WRITTEN PROBLEM >> Write out every line of the records below word for word, leaving the pictures out of your answer.

Labeled region entries
"""

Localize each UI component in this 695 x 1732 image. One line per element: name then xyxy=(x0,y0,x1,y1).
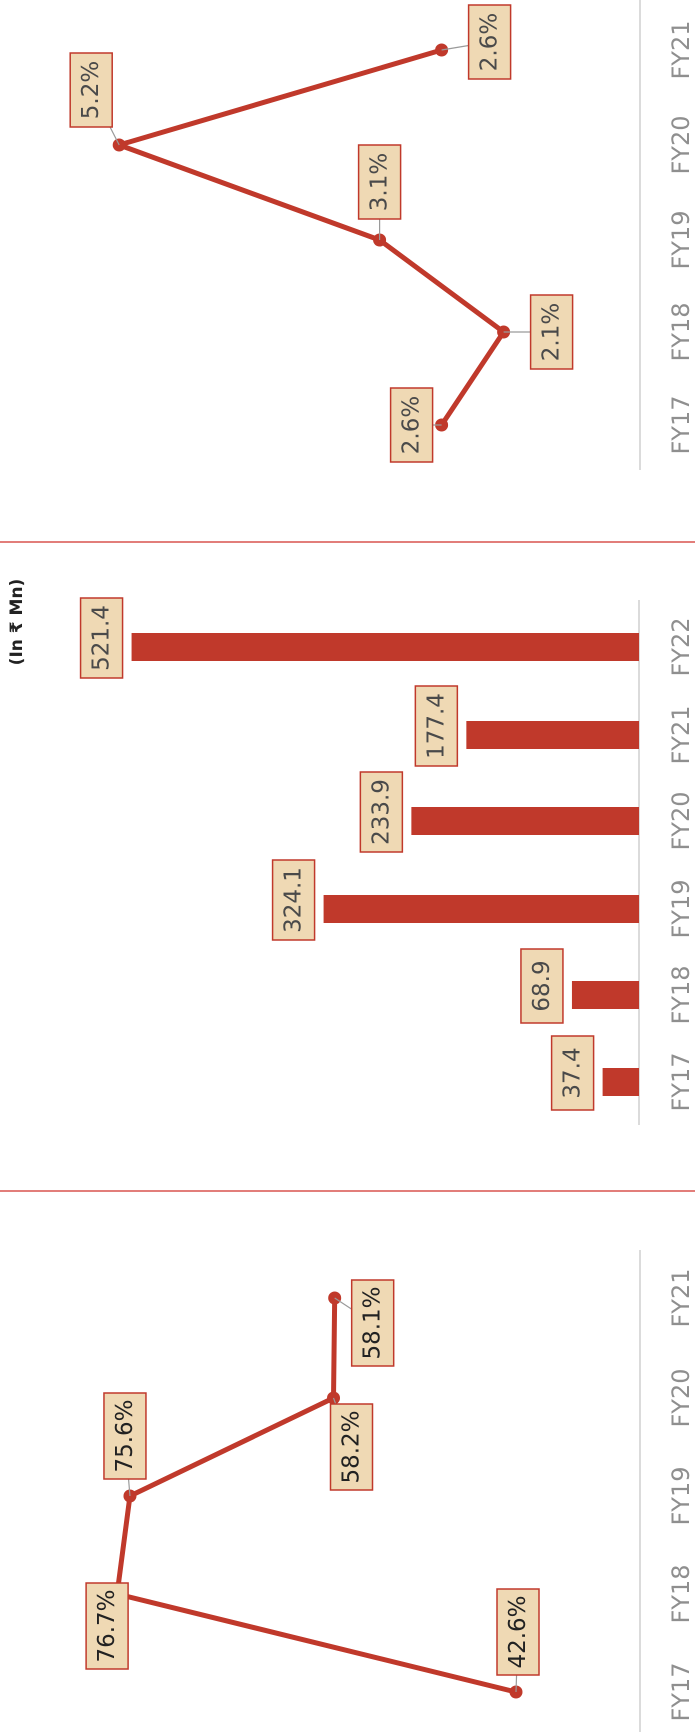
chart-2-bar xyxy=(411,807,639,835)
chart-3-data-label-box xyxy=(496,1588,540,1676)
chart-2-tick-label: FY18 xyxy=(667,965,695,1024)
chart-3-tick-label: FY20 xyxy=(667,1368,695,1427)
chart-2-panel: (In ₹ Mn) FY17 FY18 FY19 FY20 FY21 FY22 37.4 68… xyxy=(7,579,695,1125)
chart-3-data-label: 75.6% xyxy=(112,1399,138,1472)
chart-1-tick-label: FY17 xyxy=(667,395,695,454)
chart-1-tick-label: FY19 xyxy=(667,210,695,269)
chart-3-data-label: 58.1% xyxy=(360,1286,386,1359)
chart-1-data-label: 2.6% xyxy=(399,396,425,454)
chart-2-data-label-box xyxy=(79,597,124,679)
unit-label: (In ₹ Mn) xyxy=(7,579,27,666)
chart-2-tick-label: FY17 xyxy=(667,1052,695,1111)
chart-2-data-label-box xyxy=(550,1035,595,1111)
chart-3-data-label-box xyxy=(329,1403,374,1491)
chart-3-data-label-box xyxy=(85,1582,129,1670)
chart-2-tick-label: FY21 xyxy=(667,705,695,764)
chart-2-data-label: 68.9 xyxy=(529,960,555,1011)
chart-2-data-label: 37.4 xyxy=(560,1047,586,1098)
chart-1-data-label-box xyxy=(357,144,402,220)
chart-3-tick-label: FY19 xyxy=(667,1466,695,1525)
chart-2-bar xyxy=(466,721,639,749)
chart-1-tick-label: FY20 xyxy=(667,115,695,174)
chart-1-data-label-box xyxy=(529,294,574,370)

"""

SOLUTION FOR THIS EXERCISE >>
Localize each UI component in this 695 x 1732 image. One line per element: name then xyxy=(x0,y0,x1,y1).
chart-2-bar xyxy=(411,807,639,835)
chart-3-data-label-box xyxy=(496,1588,540,1676)
chart-2-tick-label: FY18 xyxy=(667,965,695,1024)
chart-3-tick-label: FY20 xyxy=(667,1368,695,1427)
chart-2-panel: (In ₹ Mn) FY17 FY18 FY19 FY20 FY21 FY22 37.4 68… xyxy=(7,579,695,1125)
chart-3-data-label: 75.6% xyxy=(112,1399,138,1472)
chart-1-tick-label: FY17 xyxy=(667,395,695,454)
chart-1-tick-label: FY19 xyxy=(667,210,695,269)
chart-3-data-label: 58.1% xyxy=(360,1286,386,1359)
chart-1-data-label: 2.6% xyxy=(399,396,425,454)
chart-2-data-label-box xyxy=(79,597,124,679)
unit-label: (In ₹ Mn) xyxy=(7,579,27,666)
chart-2-tick-label: FY17 xyxy=(667,1052,695,1111)
chart-2-data-label-box xyxy=(550,1035,595,1111)
chart-3-data-label-box xyxy=(329,1403,374,1491)
chart-3-data-label-box xyxy=(85,1582,129,1670)
chart-2-tick-label: FY21 xyxy=(667,705,695,764)
chart-2-data-label: 68.9 xyxy=(529,960,555,1011)
chart-2-data-label: 37.4 xyxy=(560,1047,586,1098)
chart-1-data-label-box xyxy=(357,144,402,220)
chart-3-tick-label: FY19 xyxy=(667,1466,695,1525)
chart-2-bar xyxy=(466,721,639,749)
chart-1-tick-label: FY20 xyxy=(667,115,695,174)
chart-1-data-label-box xyxy=(529,294,574,370)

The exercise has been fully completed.